---- Recorded data

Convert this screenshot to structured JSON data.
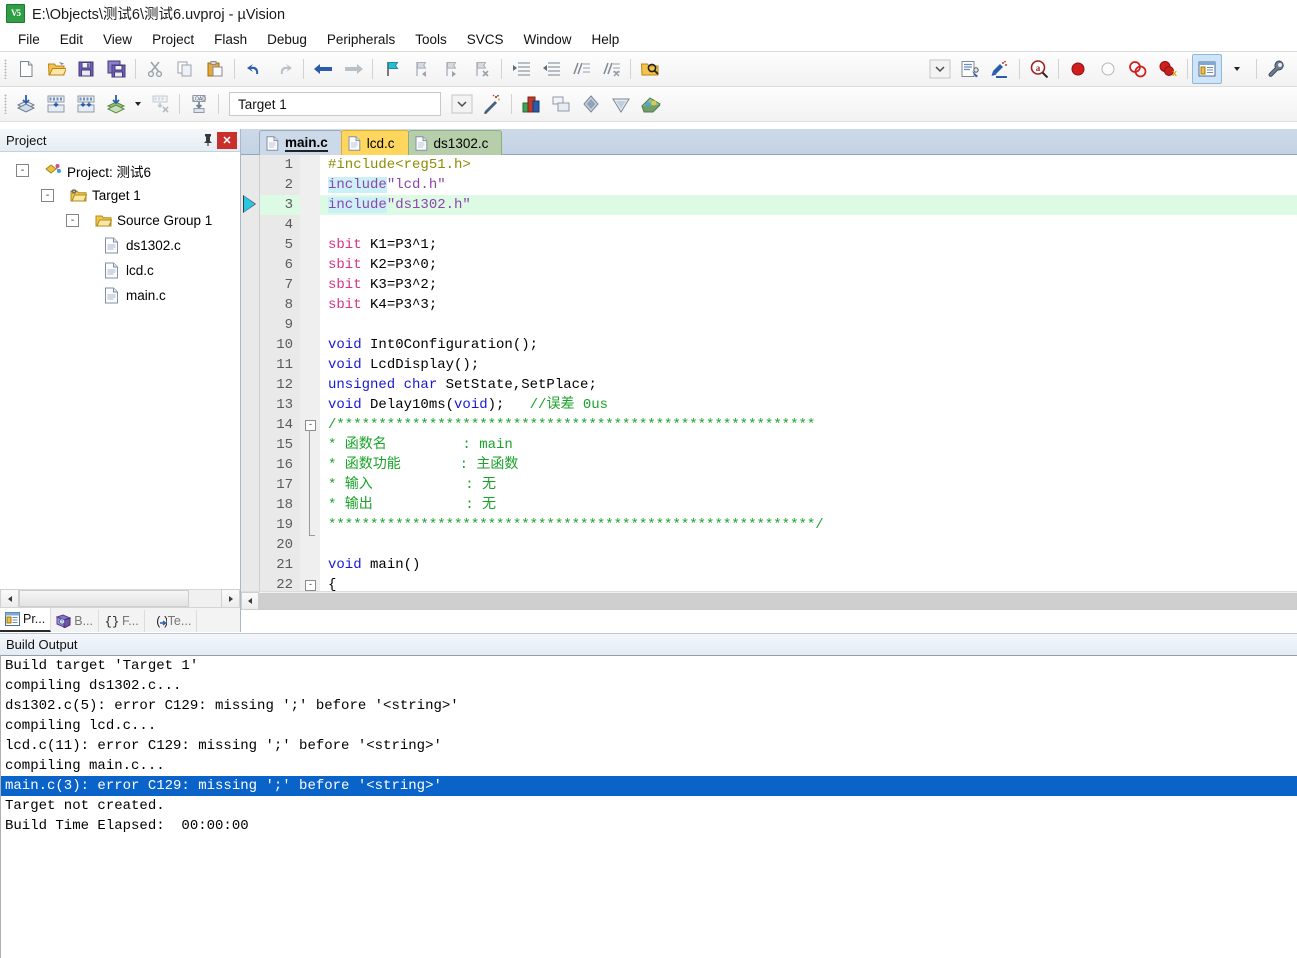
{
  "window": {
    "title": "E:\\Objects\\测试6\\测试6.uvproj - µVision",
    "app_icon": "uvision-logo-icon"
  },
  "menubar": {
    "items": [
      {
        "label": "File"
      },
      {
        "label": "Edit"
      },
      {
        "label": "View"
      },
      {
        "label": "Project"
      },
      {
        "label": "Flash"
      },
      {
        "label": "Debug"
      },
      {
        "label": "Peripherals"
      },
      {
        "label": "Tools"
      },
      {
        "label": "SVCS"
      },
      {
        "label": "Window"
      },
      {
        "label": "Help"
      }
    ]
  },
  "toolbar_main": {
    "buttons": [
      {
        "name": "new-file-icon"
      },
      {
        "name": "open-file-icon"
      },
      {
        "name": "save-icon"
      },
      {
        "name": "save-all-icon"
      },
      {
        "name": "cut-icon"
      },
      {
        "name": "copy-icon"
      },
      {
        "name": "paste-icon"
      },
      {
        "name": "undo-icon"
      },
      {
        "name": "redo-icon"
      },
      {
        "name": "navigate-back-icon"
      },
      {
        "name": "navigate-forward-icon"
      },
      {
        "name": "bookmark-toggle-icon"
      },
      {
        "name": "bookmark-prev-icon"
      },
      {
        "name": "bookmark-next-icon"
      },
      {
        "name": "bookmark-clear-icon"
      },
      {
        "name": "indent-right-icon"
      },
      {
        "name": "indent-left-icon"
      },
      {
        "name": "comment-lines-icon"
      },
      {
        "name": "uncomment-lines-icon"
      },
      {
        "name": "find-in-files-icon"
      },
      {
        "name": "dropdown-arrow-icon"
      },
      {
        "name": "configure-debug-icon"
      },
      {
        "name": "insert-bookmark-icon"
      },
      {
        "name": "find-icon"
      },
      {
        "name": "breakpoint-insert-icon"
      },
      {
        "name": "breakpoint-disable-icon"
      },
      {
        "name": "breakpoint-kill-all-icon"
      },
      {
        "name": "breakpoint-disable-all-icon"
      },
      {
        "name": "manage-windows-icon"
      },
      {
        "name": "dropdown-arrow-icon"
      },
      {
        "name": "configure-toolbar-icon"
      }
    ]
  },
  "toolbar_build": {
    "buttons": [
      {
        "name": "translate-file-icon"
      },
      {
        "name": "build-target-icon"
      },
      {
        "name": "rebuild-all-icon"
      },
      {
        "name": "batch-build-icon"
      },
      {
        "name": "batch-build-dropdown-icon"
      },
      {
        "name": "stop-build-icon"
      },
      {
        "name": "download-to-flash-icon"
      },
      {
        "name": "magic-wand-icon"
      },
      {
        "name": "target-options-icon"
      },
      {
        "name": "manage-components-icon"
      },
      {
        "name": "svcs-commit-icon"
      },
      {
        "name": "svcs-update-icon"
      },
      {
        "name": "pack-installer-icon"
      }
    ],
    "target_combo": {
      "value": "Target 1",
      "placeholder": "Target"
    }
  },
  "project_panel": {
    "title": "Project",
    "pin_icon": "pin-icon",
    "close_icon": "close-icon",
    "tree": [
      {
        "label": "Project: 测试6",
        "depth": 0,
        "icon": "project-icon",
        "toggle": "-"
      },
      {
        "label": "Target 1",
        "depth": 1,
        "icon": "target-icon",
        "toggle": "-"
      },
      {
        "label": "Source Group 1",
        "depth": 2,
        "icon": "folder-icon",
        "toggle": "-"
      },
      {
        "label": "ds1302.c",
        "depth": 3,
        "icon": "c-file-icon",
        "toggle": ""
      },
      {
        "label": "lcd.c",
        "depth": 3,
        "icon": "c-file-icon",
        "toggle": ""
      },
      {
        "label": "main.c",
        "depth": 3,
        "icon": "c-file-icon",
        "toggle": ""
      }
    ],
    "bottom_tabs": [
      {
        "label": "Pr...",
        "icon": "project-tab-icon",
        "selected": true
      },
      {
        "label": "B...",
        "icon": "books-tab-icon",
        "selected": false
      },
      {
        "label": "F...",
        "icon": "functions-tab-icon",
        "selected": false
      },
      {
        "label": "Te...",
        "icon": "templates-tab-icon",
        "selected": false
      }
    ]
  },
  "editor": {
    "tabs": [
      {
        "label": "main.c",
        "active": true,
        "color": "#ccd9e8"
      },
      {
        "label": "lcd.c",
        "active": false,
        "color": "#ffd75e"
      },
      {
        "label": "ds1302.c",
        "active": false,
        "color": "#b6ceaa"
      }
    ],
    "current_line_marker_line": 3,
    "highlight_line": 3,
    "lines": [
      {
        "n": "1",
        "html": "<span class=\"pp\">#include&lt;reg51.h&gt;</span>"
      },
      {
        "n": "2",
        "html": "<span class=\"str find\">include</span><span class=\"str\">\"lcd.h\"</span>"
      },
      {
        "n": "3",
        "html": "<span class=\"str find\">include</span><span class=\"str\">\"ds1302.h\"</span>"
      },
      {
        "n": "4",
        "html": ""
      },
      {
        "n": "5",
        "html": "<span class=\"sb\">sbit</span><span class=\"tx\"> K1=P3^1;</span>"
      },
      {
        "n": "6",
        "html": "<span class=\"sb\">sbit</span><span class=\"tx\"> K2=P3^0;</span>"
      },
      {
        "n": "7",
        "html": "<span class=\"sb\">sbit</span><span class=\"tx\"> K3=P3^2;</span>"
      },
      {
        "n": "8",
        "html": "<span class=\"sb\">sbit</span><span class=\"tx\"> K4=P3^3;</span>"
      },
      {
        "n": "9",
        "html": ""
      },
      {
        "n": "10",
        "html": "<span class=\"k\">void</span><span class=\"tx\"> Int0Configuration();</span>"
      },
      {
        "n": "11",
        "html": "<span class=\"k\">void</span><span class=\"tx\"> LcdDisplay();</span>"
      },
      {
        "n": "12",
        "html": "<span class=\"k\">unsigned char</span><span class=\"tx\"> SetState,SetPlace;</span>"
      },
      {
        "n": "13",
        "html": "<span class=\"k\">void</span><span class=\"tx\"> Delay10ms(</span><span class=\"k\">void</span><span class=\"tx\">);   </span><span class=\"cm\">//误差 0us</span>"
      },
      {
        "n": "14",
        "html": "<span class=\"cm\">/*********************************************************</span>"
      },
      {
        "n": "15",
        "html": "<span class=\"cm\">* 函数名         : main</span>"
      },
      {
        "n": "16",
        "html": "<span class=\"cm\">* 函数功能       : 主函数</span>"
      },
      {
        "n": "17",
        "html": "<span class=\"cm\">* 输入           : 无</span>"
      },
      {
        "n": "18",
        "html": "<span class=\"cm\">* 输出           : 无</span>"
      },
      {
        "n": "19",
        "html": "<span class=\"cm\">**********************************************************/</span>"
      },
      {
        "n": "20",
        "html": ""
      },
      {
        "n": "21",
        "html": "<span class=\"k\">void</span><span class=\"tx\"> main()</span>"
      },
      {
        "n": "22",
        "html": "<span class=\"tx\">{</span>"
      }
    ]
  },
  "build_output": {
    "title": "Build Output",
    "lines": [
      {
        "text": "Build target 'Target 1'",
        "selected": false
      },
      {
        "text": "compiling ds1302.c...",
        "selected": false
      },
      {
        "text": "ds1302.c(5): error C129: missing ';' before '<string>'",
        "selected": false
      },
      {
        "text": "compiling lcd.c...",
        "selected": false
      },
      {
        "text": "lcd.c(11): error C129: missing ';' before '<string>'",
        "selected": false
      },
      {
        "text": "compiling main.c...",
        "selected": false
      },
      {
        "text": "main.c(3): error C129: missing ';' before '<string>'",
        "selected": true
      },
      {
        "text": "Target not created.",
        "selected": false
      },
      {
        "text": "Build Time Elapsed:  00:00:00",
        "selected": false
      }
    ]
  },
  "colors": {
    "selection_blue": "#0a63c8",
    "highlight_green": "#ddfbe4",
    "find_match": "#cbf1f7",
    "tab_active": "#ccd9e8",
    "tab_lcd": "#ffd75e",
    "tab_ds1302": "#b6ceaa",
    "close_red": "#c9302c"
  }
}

--------
---- Recorded data

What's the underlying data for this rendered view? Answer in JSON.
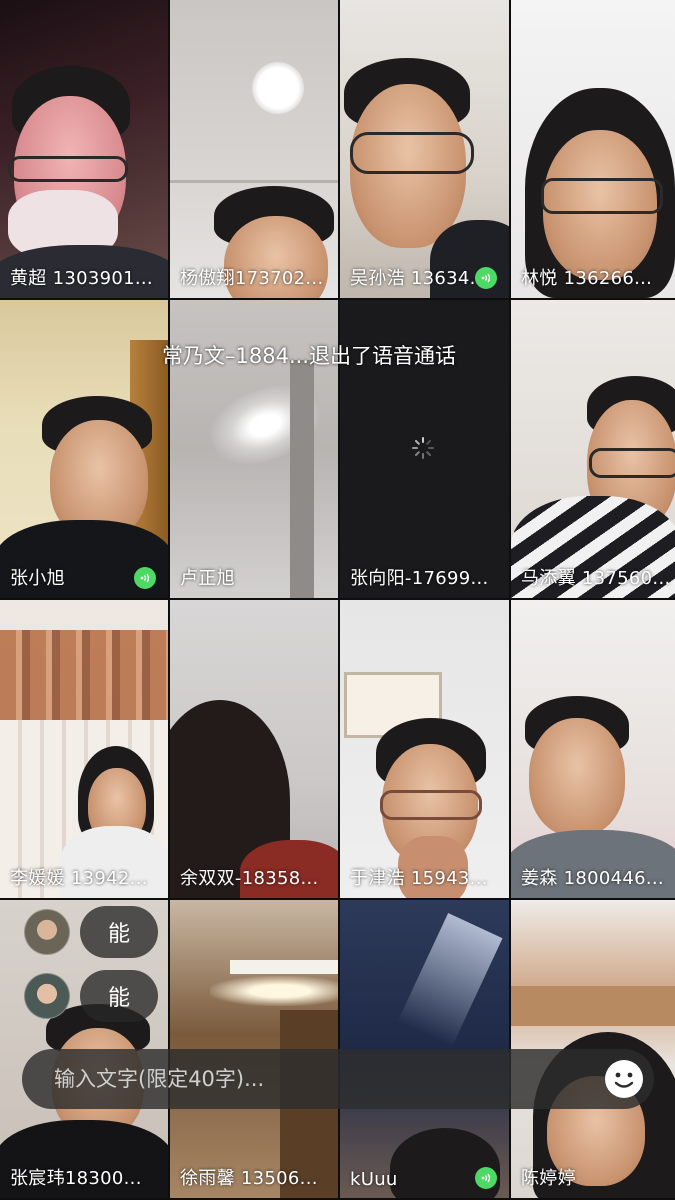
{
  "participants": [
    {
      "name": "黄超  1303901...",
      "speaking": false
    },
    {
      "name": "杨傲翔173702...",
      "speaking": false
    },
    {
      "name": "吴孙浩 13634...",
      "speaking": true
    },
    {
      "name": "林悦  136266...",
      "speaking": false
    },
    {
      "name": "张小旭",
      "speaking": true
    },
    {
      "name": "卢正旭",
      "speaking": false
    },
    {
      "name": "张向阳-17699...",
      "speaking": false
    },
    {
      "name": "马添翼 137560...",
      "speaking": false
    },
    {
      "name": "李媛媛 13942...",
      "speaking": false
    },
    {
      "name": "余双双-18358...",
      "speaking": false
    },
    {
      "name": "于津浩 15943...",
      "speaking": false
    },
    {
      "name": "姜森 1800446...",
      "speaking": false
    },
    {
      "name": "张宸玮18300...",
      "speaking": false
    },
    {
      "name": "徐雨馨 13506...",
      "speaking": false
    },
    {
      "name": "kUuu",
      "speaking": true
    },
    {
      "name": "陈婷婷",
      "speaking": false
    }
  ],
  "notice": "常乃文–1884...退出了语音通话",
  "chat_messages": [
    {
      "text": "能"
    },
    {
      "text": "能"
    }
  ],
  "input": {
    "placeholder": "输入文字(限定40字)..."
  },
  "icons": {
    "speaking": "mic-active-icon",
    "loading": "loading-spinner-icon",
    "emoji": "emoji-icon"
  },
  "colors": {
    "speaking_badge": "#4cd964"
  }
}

--------
---- Recorded data

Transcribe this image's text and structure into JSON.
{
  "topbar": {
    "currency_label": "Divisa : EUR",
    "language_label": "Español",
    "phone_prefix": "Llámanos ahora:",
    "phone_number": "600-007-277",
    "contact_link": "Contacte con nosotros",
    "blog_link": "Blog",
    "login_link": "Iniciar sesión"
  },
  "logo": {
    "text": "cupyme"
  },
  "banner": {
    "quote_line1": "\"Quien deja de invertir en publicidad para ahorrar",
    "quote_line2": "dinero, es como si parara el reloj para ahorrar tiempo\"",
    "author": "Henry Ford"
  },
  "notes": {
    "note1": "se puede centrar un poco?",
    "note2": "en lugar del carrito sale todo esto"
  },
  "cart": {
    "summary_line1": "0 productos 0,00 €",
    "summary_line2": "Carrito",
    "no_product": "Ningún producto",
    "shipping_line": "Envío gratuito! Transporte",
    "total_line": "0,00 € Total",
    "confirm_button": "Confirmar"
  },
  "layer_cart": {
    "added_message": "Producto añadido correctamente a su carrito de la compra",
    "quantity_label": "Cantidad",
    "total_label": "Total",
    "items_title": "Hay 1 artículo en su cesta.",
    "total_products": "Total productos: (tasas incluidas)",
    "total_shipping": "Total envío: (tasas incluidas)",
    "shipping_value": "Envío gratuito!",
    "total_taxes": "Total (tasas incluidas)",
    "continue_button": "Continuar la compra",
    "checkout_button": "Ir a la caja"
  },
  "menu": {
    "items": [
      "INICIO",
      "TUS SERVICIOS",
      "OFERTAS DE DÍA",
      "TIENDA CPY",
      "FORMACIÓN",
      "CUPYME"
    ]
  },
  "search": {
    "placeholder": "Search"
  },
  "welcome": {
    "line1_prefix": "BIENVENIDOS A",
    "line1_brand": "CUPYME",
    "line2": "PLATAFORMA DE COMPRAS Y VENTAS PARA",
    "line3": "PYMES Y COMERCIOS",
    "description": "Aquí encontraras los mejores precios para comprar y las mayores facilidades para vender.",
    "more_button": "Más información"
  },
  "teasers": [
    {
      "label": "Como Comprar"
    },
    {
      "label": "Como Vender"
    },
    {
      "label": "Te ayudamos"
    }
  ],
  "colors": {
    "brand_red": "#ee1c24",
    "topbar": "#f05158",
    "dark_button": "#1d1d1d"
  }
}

--------

Task to carry out:
Work out how many lines above have the string "before" in them, and give only the number.

Task result:
3